- **Task data**:
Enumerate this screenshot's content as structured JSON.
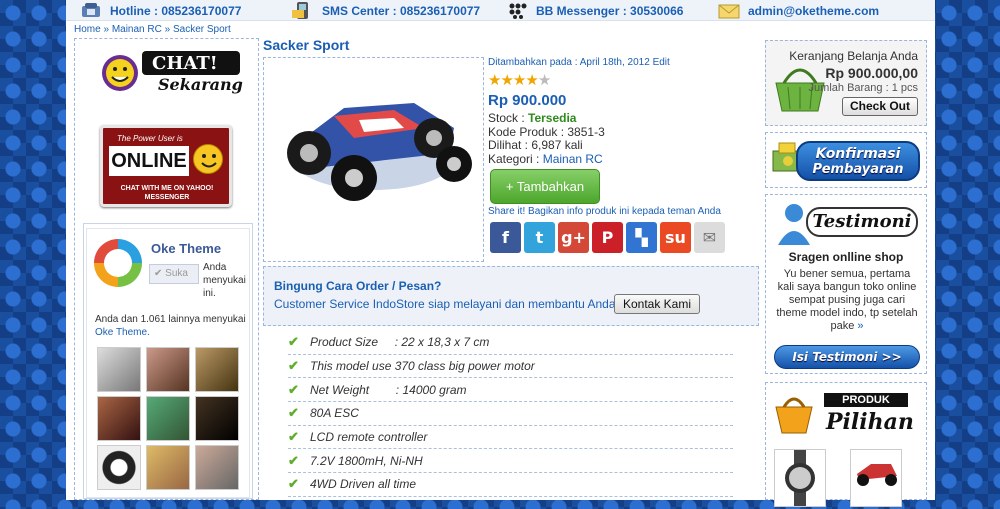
{
  "topbar": {
    "hotline": "Hotline : 085236170077",
    "sms": "SMS Center : 085236170077",
    "bbm": "BB Messenger : 30530066",
    "email": "admin@oketheme.com"
  },
  "breadcrumb": [
    "Home",
    "Mainan RC",
    "Sacker Sport"
  ],
  "left": {
    "yahoo_chat": "CHAT!",
    "yahoo_sub": "Sekarang",
    "online_top": "The Power User is",
    "online_word": "ONLINE",
    "online_bottom": "CHAT WITH ME ON YAHOO! MESSENGER",
    "fb_page": "Oke Theme",
    "fb_like_btn": "Suka",
    "fb_like_text": "Anda menyukai ini.",
    "fb_friends_text": "Anda dan 1.061 lainnya menyukai",
    "fb_friends_link": "Oke Theme."
  },
  "product": {
    "title": "Sacker Sport",
    "added": "Ditambahkan pada : April 18th, 2012",
    "edit": "Edit",
    "rating": 4.5,
    "price": "Rp 900.000",
    "stock_label": "Stock : ",
    "stock_value": "Tersedia",
    "code": "Kode Produk : 3851-3",
    "views": "Dilihat : 6,987 kali",
    "category_label": "Kategori : ",
    "category_value": "Mainan RC",
    "add_button": "+ Tambahkan",
    "share_text": "Share it! Bagikan info produk ini kepada teman Anda"
  },
  "share_icons": [
    {
      "name": "facebook-icon",
      "glyph": "f",
      "color": "#3b5998"
    },
    {
      "name": "twitter-icon",
      "glyph": "t",
      "color": "#33a3dc"
    },
    {
      "name": "googleplus-icon",
      "glyph": "g+",
      "color": "#d34836"
    },
    {
      "name": "pinterest-icon",
      "glyph": "P",
      "color": "#cb2027"
    },
    {
      "name": "delicious-icon",
      "glyph": "▚",
      "color": "#3274d1"
    },
    {
      "name": "stumbleupon-icon",
      "glyph": "su",
      "color": "#eb4924"
    },
    {
      "name": "email-icon",
      "glyph": "✉",
      "color": "#dcdcdc"
    }
  ],
  "order": {
    "title": "Bingung Cara Order / Pesan?",
    "text": "Customer Service IndoStore siap melayani dan membantu Anda.",
    "button": "Kontak Kami"
  },
  "features": [
    "Product Size     : 22 x 18,3 x 7 cm",
    "This model use 370 class big power motor",
    "Net Weight        : 14000 gram",
    "80A ESC",
    "LCD remote controller",
    "7.2V 1800mH, Ni-NH",
    "4WD Driven all time"
  ],
  "cart": {
    "title": "Keranjang Belanja Anda",
    "total": "Rp 900.000,00",
    "qty": "Jumlah Barang : 1 pcs",
    "checkout": "Check Out"
  },
  "konfirmasi": {
    "line1": "Konfirmasi",
    "line2": "Pembayaran"
  },
  "testimoni": {
    "banner": "Testimoni",
    "title": "Sragen onlline shop",
    "text": "Yu bener semua, pertama kali saya bangun toko online sempat pusing juga cari theme model indo, tp setelah pake",
    "more": "»",
    "button": "Isi Testimoni >>"
  },
  "pilihan": {
    "line1": "PRODUK",
    "line2": "Pilihan"
  },
  "colors": {
    "brand_blue": "#1a5fb4",
    "green": "#4da62c",
    "stars": "#f0a500"
  }
}
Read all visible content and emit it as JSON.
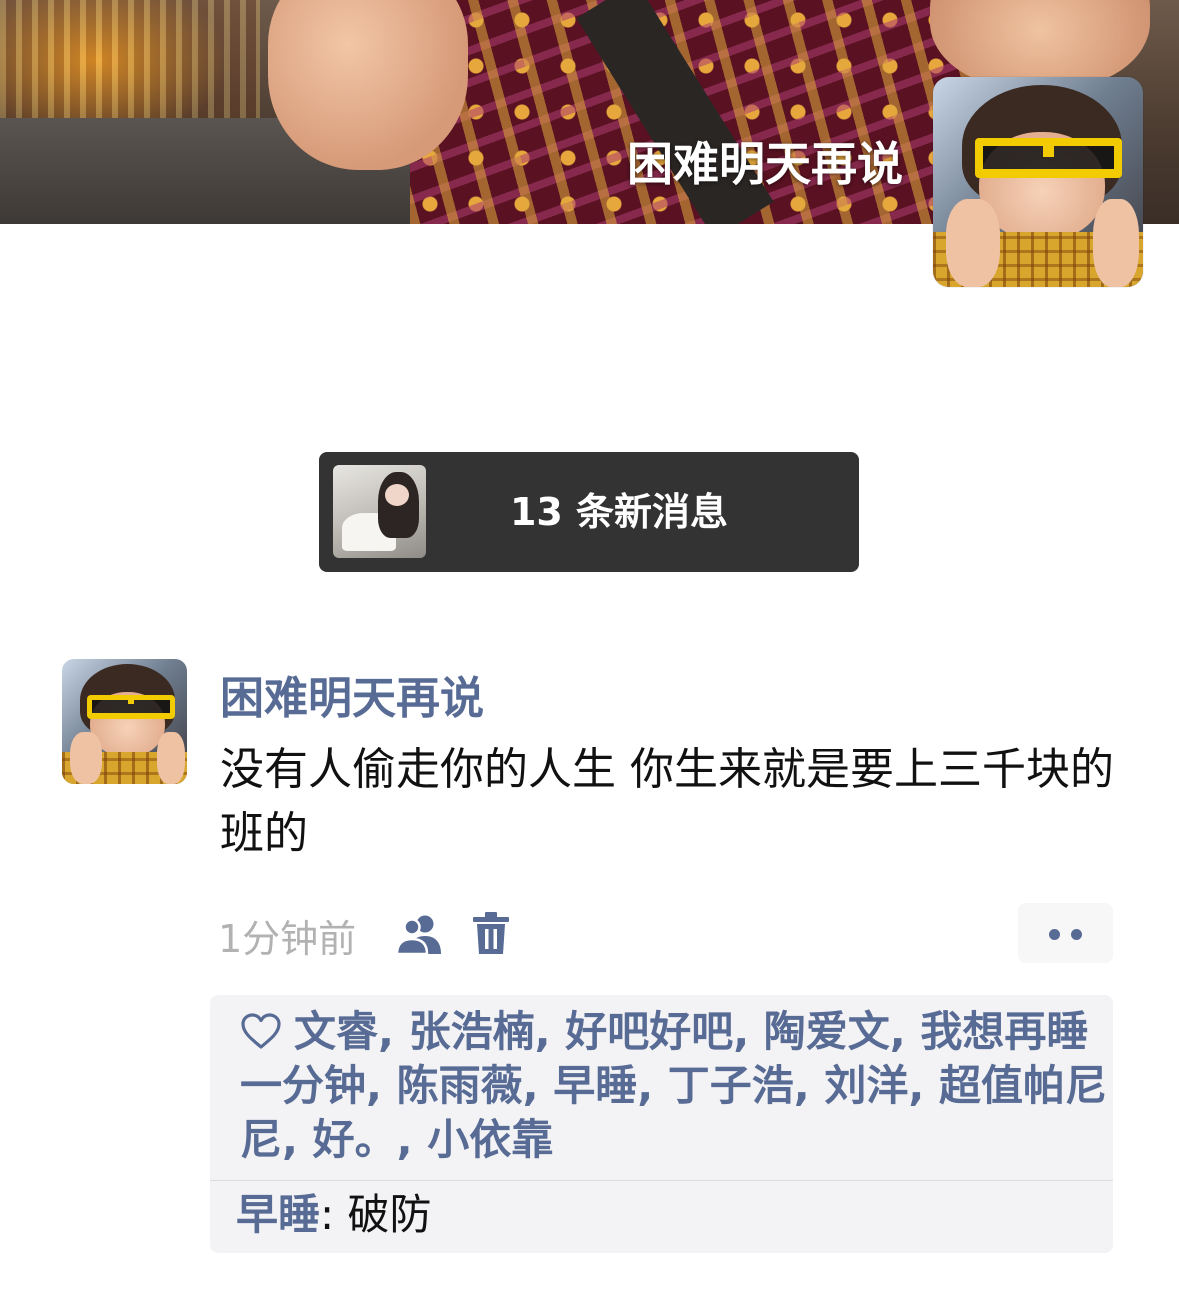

- **Exercise requirements**: The records above need to be given again exactly. Omit the pictures.

- **Response**:
Enumerate this screenshot's content as structured JSON.
{
  "topbar": {
    "hotline": "Hotline : 085236170077",
    "sms": "SMS Center : 085236170077",
    "bbm": "BB Messenger : 30530066",
    "email": "admin@oketheme.com"
  },
  "breadcrumb": [
    "Home",
    "Mainan RC",
    "Sacker Sport"
  ],
  "left": {
    "yahoo_chat": "CHAT!",
    "yahoo_sub": "Sekarang",
    "online_top": "The Power User is",
    "online_word": "ONLINE",
    "online_bottom": "CHAT WITH ME ON YAHOO! MESSENGER",
    "fb_page": "Oke Theme",
    "fb_like_btn": "Suka",
    "fb_like_text": "Anda menyukai ini.",
    "fb_friends_text": "Anda dan 1.061 lainnya menyukai",
    "fb_friends_link": "Oke Theme."
  },
  "product": {
    "title": "Sacker Sport",
    "added": "Ditambahkan pada : April 18th, 2012",
    "edit": "Edit",
    "rating": 4.5,
    "price": "Rp 900.000",
    "stock_label": "Stock : ",
    "stock_value": "Tersedia",
    "code": "Kode Produk : 3851-3",
    "views": "Dilihat : 6,987 kali",
    "category_label": "Kategori : ",
    "category_value": "Mainan RC",
    "add_button": "+ Tambahkan",
    "share_text": "Share it! Bagikan info produk ini kepada teman Anda"
  },
  "share_icons": [
    {
      "name": "facebook-icon",
      "glyph": "f",
      "color": "#3b5998"
    },
    {
      "name": "twitter-icon",
      "glyph": "t",
      "color": "#33a3dc"
    },
    {
      "name": "googleplus-icon",
      "glyph": "g+",
      "color": "#d34836"
    },
    {
      "name": "pinterest-icon",
      "glyph": "P",
      "color": "#cb2027"
    },
    {
      "name": "delicious-icon",
      "glyph": "▚",
      "color": "#3274d1"
    },
    {
      "name": "stumbleupon-icon",
      "glyph": "su",
      "color": "#eb4924"
    },
    {
      "name": "email-icon",
      "glyph": "✉",
      "color": "#dcdcdc"
    }
  ],
  "order": {
    "title": "Bingung Cara Order / Pesan?",
    "text": "Customer Service IndoStore siap melayani dan membantu Anda.",
    "button": "Kontak Kami"
  },
  "features": [
    "Product Size     : 22 x 18,3 x 7 cm",
    "This model use 370 class big power motor",
    "Net Weight        : 14000 gram",
    "80A ESC",
    "LCD remote controller",
    "7.2V 1800mH, Ni-NH",
    "4WD Driven all time"
  ],
  "cart": {
    "title": "Keranjang Belanja Anda",
    "total": "Rp 900.000,00",
    "qty": "Jumlah Barang : 1 pcs",
    "checkout": "Check Out"
  },
  "konfirmasi": {
    "line1": "Konfirmasi",
    "line2": "Pembayaran"
  },
  "testimoni": {
    "banner": "Testimoni",
    "title": "Sragen onlline shop",
    "text": "Yu bener semua, pertama kali saya bangun toko online sempat pusing juga cari theme model indo, tp setelah pake",
    "more": "»",
    "button": "Isi Testimoni >>"
  },
  "pilihan": {
    "line1": "PRODUK",
    "line2": "Pilihan"
  },
  "colors": {
    "brand_blue": "#1a5fb4",
    "green": "#4da62c",
    "stars": "#f0a500"
  }
}
Read all visible content and emit it as JSON.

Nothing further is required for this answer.